**Brief 1**.
Print the following lines of the entries exactly as they appear: begin at the line that contains "- console-mode-selector[interactable]: All" and stop after the line that contains "62, 64, 83]", including both of those lines.

Two different worlds. Similar outcomes. How did this happen?

. . .

What kind of country do you want to live in? A fair country. A decent country. A cohesive country. A country whose leaders don’t accelerate the forces of change purely for their own profit and amusement. A country you might recognize when you’re old. A country that listens to young people who don’t live in Brooklyn. A country where you can make a solid living outside of the big cities. A country where Lewiston, Maine seems almost as important as the west side of Los Angeles. A country where environmentalism means getting outside and picking up the trash. A clean, orderly, stable country that respects itself. And above all, a country where normal people with an average education who grew up no place special can get married, and have happy kids, and repeat unto the generations. A country that actually cares about families, the building block of everything.

What will it take a get a country like that? Leaders who want it.

. . .

Socialism is a disaster. It doesn’t work. It’s what we should be working desperately to avoid. But socialism is exactly what we’re going to get, and soon, unless a group of responsible people in our political system reforms the American economy in a way that protects normal people.

If you want to put America first, you’ve got to put its families first.

There’s much more at the link – or you can just watch the video below for his full presentation.  Highly recommended reading and/or viewing.

Mr. Carlson’s recent book, “Ship of Fools“, is in many ways an expanded version of his comments above.  It makes for sobering reading.

Regardless of one’s personal politics, I think we can all benefit from sober, careful reflection about what Mr. Carlson has to say.  We may not agree with all of it, but he’s offered a serious and (IMHO) even-handed analysis of what got us into this mess, and a way to get out of it.  Unless we listen to people like him, on both sides of the political aisle, I’d say we’re riding for a fall, collectively and individually, in these formerly United States.

**Records to process**.
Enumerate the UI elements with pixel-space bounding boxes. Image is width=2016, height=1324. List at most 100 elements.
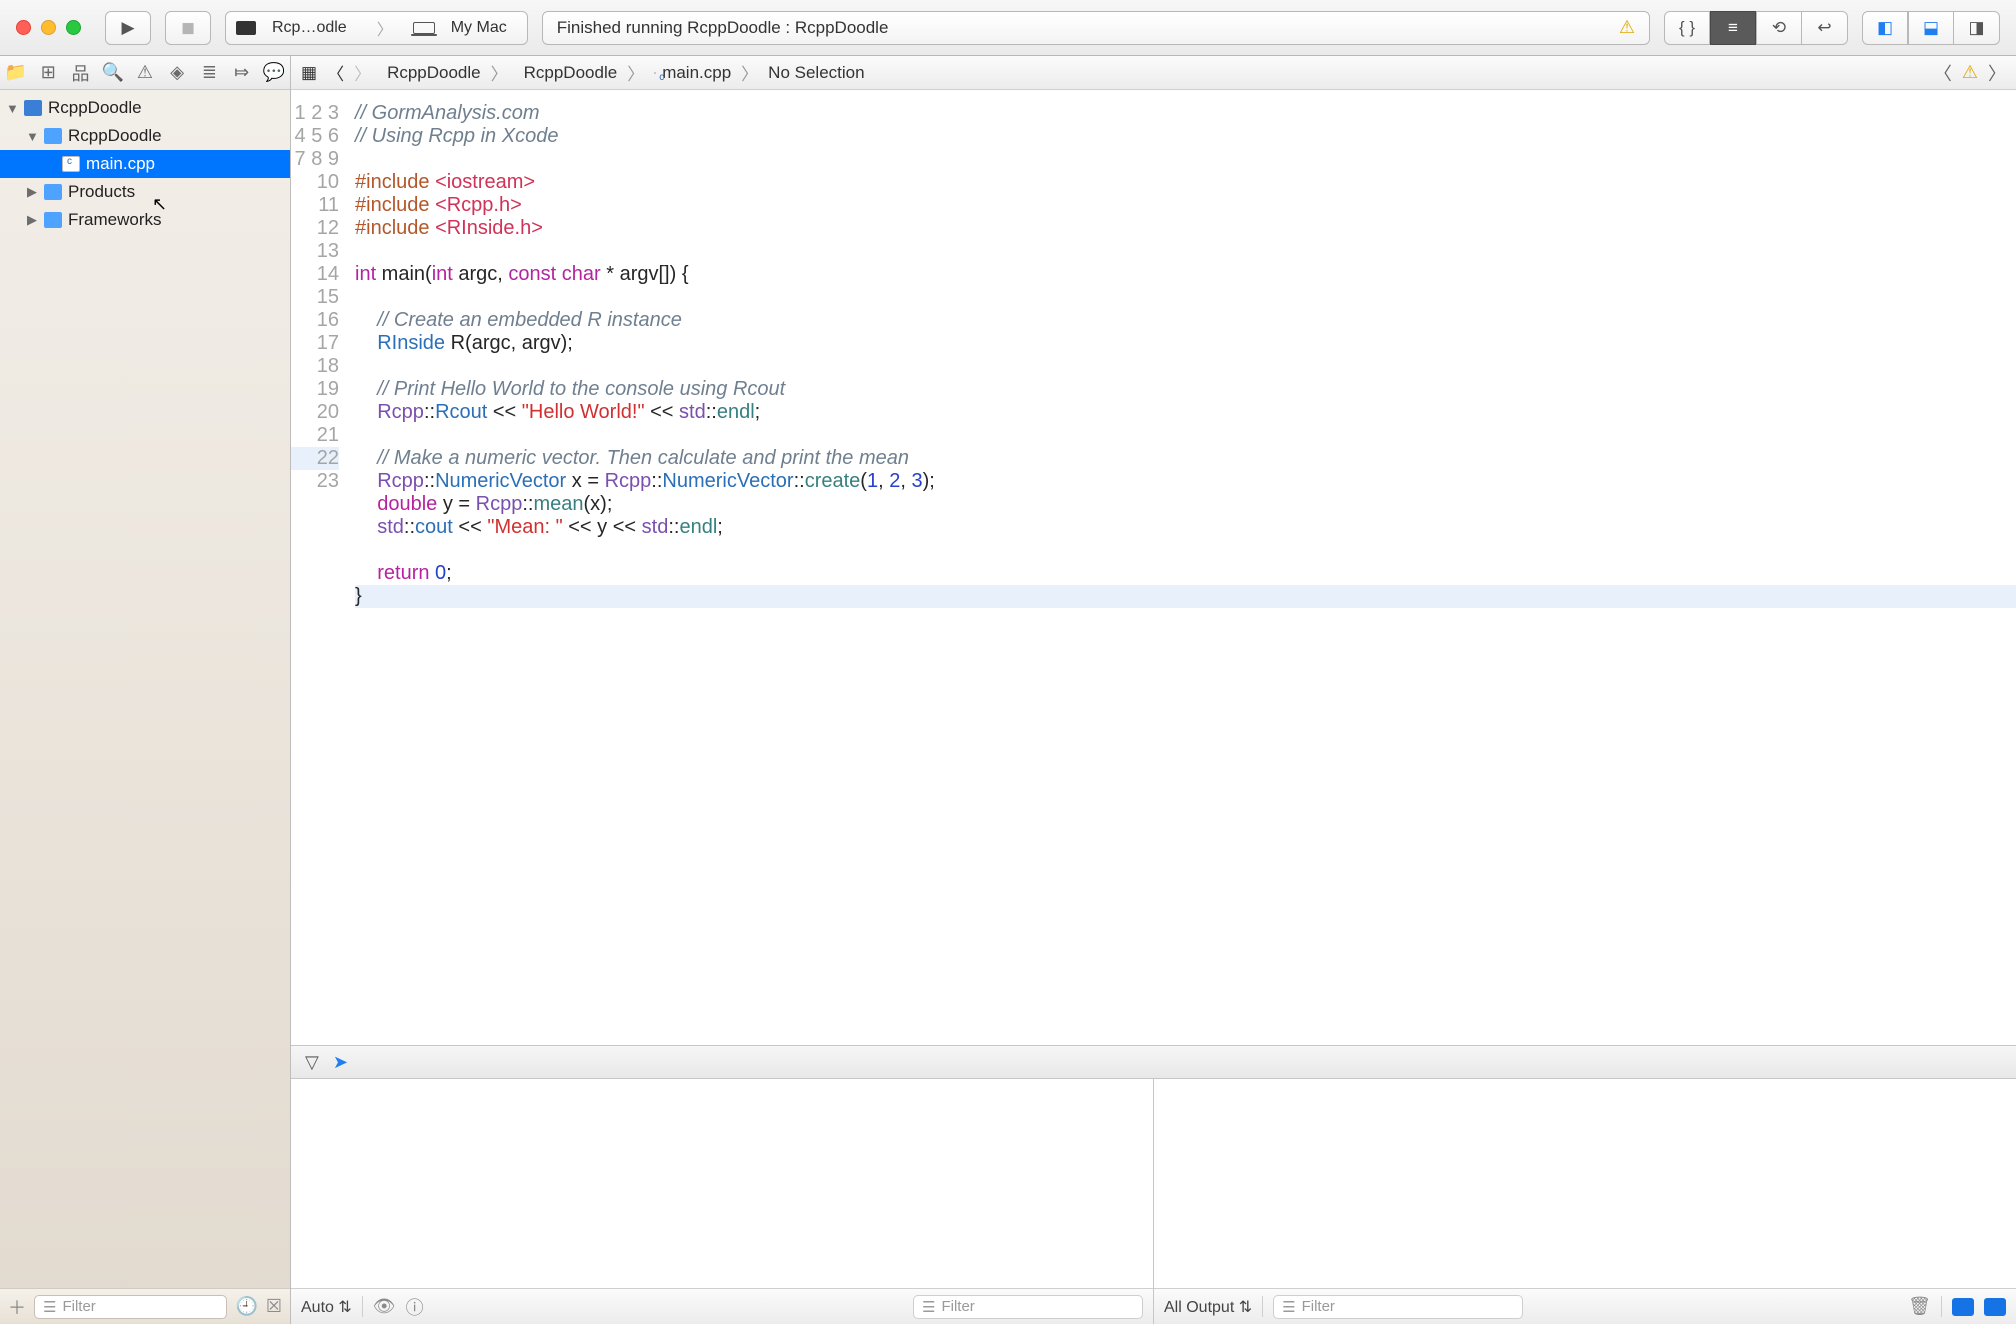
- console-mode-selector[interactable]: All Output ⇅: [1164, 1297, 1252, 1317]
- crumb-selection[interactable]: No Selection: [768, 63, 864, 83]
- nav-forward-button[interactable]: 〉: [354, 60, 371, 85]
- recent-filter-icon[interactable]: 🕘: [235, 1296, 257, 1317]
- review-editor-button[interactable]: ↩: [1802, 11, 1848, 45]
- assistant-editor-button[interactable]: ≡: [1710, 11, 1756, 45]
- toolbar: ▶ ◼ Rcp…odle 〉 My Mac Finished running R…: [0, 0, 2016, 56]
- chevron-right-icon: 〉: [741, 60, 758, 85]
- scheme-target-label: Rcp…odle: [262, 19, 357, 37]
- variables-filter-field[interactable]: ☰ Filter: [913, 1295, 1143, 1319]
- add-button[interactable]: ＋: [8, 1294, 26, 1320]
- standard-editor-button[interactable]: { }: [1664, 11, 1710, 45]
- main-area: 📁 ⊞ 品 🔍 ⚠︎ ◈ ≣ ⤇ 💬 ▼ RcppDoodle ▼ RcppDo…: [0, 56, 2016, 1324]
- report-navigator-tab[interactable]: 💬: [258, 62, 290, 83]
- source-control-navigator-tab[interactable]: ⊞: [32, 62, 64, 83]
- related-items-icon[interactable]: ▦: [301, 63, 317, 83]
- breakpoint-navigator-tab[interactable]: ⤇: [226, 62, 258, 83]
- window-controls: [16, 20, 81, 35]
- tree-file-node-main[interactable]: main.cpp: [0, 150, 290, 178]
- minimize-window-button[interactable]: [41, 20, 56, 35]
- project-navigator-tab[interactable]: 📁: [0, 62, 32, 83]
- version-editor-button[interactable]: ⟲: [1756, 11, 1802, 45]
- editor-mode-seg: { } ≡ ⟲ ↩: [1664, 11, 1848, 45]
- filter-icon: ☰: [922, 1298, 935, 1316]
- jump-next-button[interactable]: 〉: [1988, 60, 2006, 86]
- folder-icon: [44, 212, 62, 228]
- navigator-panel: 📁 ⊞ 品 🔍 ⚠︎ ◈ ≣ ⤇ 💬 ▼ RcppDoodle ▼ RcppDo…: [0, 56, 291, 1324]
- toggle-debug-area-button[interactable]: ⬓: [1908, 11, 1954, 45]
- tree-frameworks-label: Frameworks: [68, 210, 162, 230]
- filter-icon: ☰: [1282, 1298, 1295, 1316]
- chevron-right-icon: 〉: [491, 60, 508, 85]
- filter-icon: ☰: [43, 1298, 56, 1316]
- tree-group-label: RcppDoodle: [68, 126, 162, 146]
- code-content[interactable]: // GormAnalysis.com // Using Rcpp in Xco…: [349, 90, 2016, 1045]
- zoom-window-button[interactable]: [66, 20, 81, 35]
- editor-column: ▦ 〈 〉 RcppDoodle 〉 RcppDoodle 〉 main.cpp…: [291, 56, 2016, 1324]
- clear-console-button[interactable]: 🗑: [1908, 1296, 1931, 1317]
- tree-project-label: RcppDoodle: [48, 98, 142, 118]
- show-variables-toggle[interactable]: [1952, 1298, 1974, 1316]
- tree-products-label: Products: [68, 182, 135, 202]
- variables-mode-selector[interactable]: Auto ⇅: [301, 1297, 352, 1317]
- cpp-file-icon: [62, 156, 80, 172]
- folder-icon: [44, 184, 62, 200]
- find-navigator-tab[interactable]: 🔍: [97, 62, 129, 83]
- crumb-group[interactable]: RcppDoodle: [518, 63, 618, 83]
- info-icon[interactable]: ⓘ: [406, 1294, 424, 1320]
- activity-status[interactable]: Finished running RcppDoodle : RcppDoodle…: [542, 11, 1650, 45]
- console-filter-field[interactable]: ☰ Filter: [1273, 1295, 1523, 1319]
- crumb-file[interactable]: main.cpp: [654, 63, 731, 83]
- variables-footer: Auto ⇅ 👁 ⓘ ☰ Filter: [291, 1288, 1153, 1324]
- scheme-selector[interactable]: Rcp…odle 〉 My Mac: [225, 11, 528, 45]
- debug-area: Auto ⇅ 👁 ⓘ ☰ Filter All Output ⇅: [291, 1079, 2016, 1324]
- variables-body[interactable]: [291, 1079, 1153, 1288]
- tree-file-label: main.cpp: [86, 154, 155, 174]
- scm-filter-icon[interactable]: ☒: [266, 1296, 282, 1317]
- project-tree[interactable]: ▼ RcppDoodle ▼ RcppDoodle main.cpp ▶ Pro…: [0, 90, 290, 1288]
- debug-hide-button[interactable]: ▽: [305, 1052, 319, 1073]
- test-navigator-tab[interactable]: ◈: [161, 62, 193, 83]
- run-button[interactable]: ▶: [105, 11, 151, 45]
- show-console-toggle[interactable]: [1984, 1298, 2006, 1316]
- chevron-down-icon[interactable]: ▼: [6, 101, 18, 116]
- quicklook-icon[interactable]: 👁: [373, 1296, 396, 1317]
- tree-project-node[interactable]: ▼ RcppDoodle: [0, 94, 290, 122]
- navigator-filter-placeholder: Filter: [62, 1298, 95, 1315]
- warning-icon[interactable]: ⚠︎: [1619, 17, 1635, 38]
- console-footer: All Output ⇅ ☰ Filter 🗑: [1154, 1288, 2016, 1324]
- chevron-right-icon[interactable]: ▶: [26, 212, 38, 228]
- terminal-icon: [236, 21, 256, 35]
- chevron-right-icon[interactable]: ▶: [26, 184, 38, 200]
- tree-frameworks-node[interactable]: ▶ Frameworks: [0, 206, 290, 234]
- close-window-button[interactable]: [16, 20, 31, 35]
- laptop-icon: [413, 22, 435, 34]
- chevron-right-icon: 〉: [627, 60, 644, 85]
- navigator-selector: 📁 ⊞ 品 🔍 ⚠︎ ◈ ≣ ⤇ 💬: [0, 56, 290, 90]
- symbol-navigator-tab[interactable]: 品: [64, 60, 96, 86]
- line-number-gutter[interactable]: 1 2 3 4 5 6 7 8 9 10 11 12 13 14 15 16 1…: [291, 90, 349, 1045]
- toggle-inspector-button[interactable]: ◨: [1954, 11, 2000, 45]
- jump-prev-button[interactable]: 〈: [1934, 60, 1952, 86]
- status-text: Finished running RcppDoodle : RcppDoodle: [557, 18, 889, 38]
- nav-back-button[interactable]: 〈: [327, 60, 344, 85]
- navigator-filter-field[interactable]: ☰ Filter: [34, 1295, 227, 1319]
- tree-products-node[interactable]: ▶ Products: [0, 178, 290, 206]
- crumb-project[interactable]: RcppDoodle: [381, 63, 481, 83]
- stop-button[interactable]: ◼: [165, 11, 211, 45]
- jump-bar: ▦ 〈 〉 RcppDoodle 〉 RcppDoodle 〉 main.cpp…: [291, 56, 2016, 90]
- panel-toggles: ◧ ⬓ ◨: [1862, 11, 2000, 45]
- console-body[interactable]: [1154, 1079, 2016, 1288]
- jump-warning-icon[interactable]: ⚠︎: [1962, 62, 1978, 83]
- variables-view: Auto ⇅ 👁 ⓘ ☰ Filter: [291, 1079, 1153, 1324]
- issue-navigator-tab[interactable]: ⚠︎: [129, 62, 161, 83]
- toggle-navigator-button[interactable]: ◧: [1862, 11, 1908, 45]
- debug-continue-icon[interactable]: ➤: [333, 1052, 348, 1073]
- source-editor[interactable]: 1 2 3 4 5 6 7 8 9 10 11 12 13 14 15 16 1…: [291, 90, 2016, 1045]
- tree-group-node[interactable]: ▼ RcppDoodle: [0, 122, 290, 150]
- console-view: All Output ⇅ ☰ Filter 🗑: [1153, 1079, 2016, 1324]
- project-icon: [24, 100, 42, 116]
- chevron-down-icon[interactable]: ▼: [26, 129, 38, 144]
- folder-icon: [44, 128, 62, 144]
- scheme-device-label: My Mac: [441, 19, 517, 37]
- debug-navigator-tab[interactable]: ≣: [193, 62, 225, 83]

**Brief 2**.
Translate this sentence from the commentary on Mr. Carlson's views into Spanish: "If you want to put America first, you've got to put its families first."

**Complete output 1**.
- console-mode-selector[interactable]: All Output ⇅: [1164, 1297, 1252, 1317]
- crumb-selection[interactable]: No Selection: [768, 63, 864, 83]
- nav-forward-button[interactable]: 〉: [354, 60, 371, 85]
- recent-filter-icon[interactable]: 🕘: [235, 1296, 257, 1317]
- review-editor-button[interactable]: ↩: [1802, 11, 1848, 45]
- assistant-editor-button[interactable]: ≡: [1710, 11, 1756, 45]
- toolbar: ▶ ◼ Rcp…odle 〉 My Mac Finished running R…: [0, 0, 2016, 56]
- chevron-right-icon: 〉: [741, 60, 758, 85]
- scheme-target-label: Rcp…odle: [262, 19, 357, 37]
- variables-filter-field[interactable]: ☰ Filter: [913, 1295, 1143, 1319]
- add-button[interactable]: ＋: [8, 1294, 26, 1320]
- standard-editor-button[interactable]: { }: [1664, 11, 1710, 45]
- main-area: 📁 ⊞ 品 🔍 ⚠︎ ◈ ≣ ⤇ 💬 ▼ RcppDoodle ▼ RcppDo…: [0, 56, 2016, 1324]
- report-navigator-tab[interactable]: 💬: [258, 62, 290, 83]
- source-control-navigator-tab[interactable]: ⊞: [32, 62, 64, 83]

**Complete output 2**.
Si quieres poner a Estados Unidos primero, tienes que poner a sus familias primero.